>> START Provided information

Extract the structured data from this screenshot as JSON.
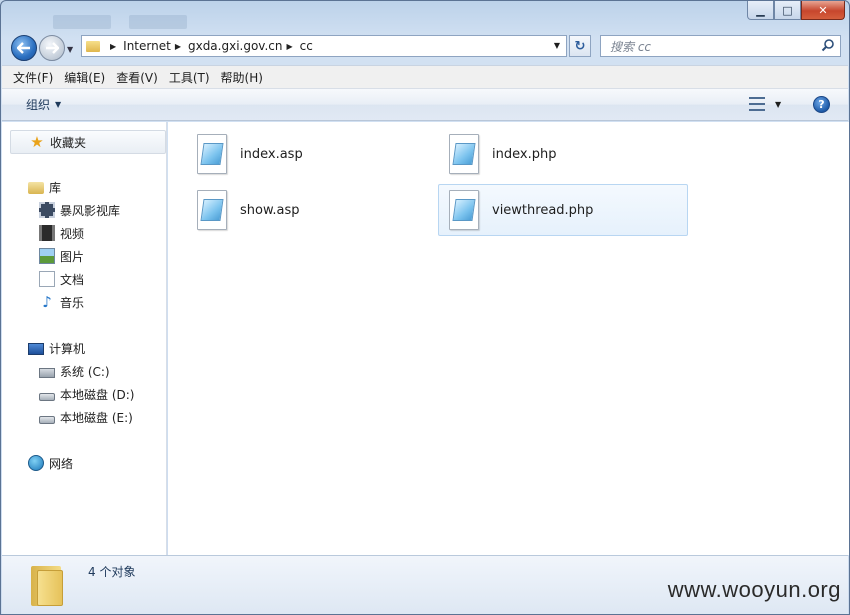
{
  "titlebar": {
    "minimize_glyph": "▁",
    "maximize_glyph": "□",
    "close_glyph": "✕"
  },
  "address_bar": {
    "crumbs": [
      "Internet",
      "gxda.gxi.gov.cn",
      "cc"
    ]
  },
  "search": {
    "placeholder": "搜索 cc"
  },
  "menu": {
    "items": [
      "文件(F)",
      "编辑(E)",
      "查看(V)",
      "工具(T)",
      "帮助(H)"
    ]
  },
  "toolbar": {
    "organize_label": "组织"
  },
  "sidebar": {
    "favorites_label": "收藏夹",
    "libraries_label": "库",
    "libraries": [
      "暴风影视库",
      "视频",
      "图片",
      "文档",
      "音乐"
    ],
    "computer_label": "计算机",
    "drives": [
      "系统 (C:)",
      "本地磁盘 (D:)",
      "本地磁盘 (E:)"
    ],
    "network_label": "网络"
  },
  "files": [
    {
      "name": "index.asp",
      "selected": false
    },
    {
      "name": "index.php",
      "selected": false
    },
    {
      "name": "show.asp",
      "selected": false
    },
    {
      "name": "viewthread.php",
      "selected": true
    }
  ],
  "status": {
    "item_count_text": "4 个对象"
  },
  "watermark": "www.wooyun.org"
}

>> END Provided information

[Task goal]:
Transcribe every line from the records above without alteration, and leave out the images.

[Response]:
Extract the structured data from this screenshot as JSON.
{
  "titlebar": {
    "minimize_glyph": "▁",
    "maximize_glyph": "□",
    "close_glyph": "✕"
  },
  "address_bar": {
    "crumbs": [
      "Internet",
      "gxda.gxi.gov.cn",
      "cc"
    ]
  },
  "search": {
    "placeholder": "搜索 cc"
  },
  "menu": {
    "items": [
      "文件(F)",
      "编辑(E)",
      "查看(V)",
      "工具(T)",
      "帮助(H)"
    ]
  },
  "toolbar": {
    "organize_label": "组织"
  },
  "sidebar": {
    "favorites_label": "收藏夹",
    "libraries_label": "库",
    "libraries": [
      "暴风影视库",
      "视频",
      "图片",
      "文档",
      "音乐"
    ],
    "computer_label": "计算机",
    "drives": [
      "系统 (C:)",
      "本地磁盘 (D:)",
      "本地磁盘 (E:)"
    ],
    "network_label": "网络"
  },
  "files": [
    {
      "name": "index.asp",
      "selected": false
    },
    {
      "name": "index.php",
      "selected": false
    },
    {
      "name": "show.asp",
      "selected": false
    },
    {
      "name": "viewthread.php",
      "selected": true
    }
  ],
  "status": {
    "item_count_text": "4 个对象"
  },
  "watermark": "www.wooyun.org"
}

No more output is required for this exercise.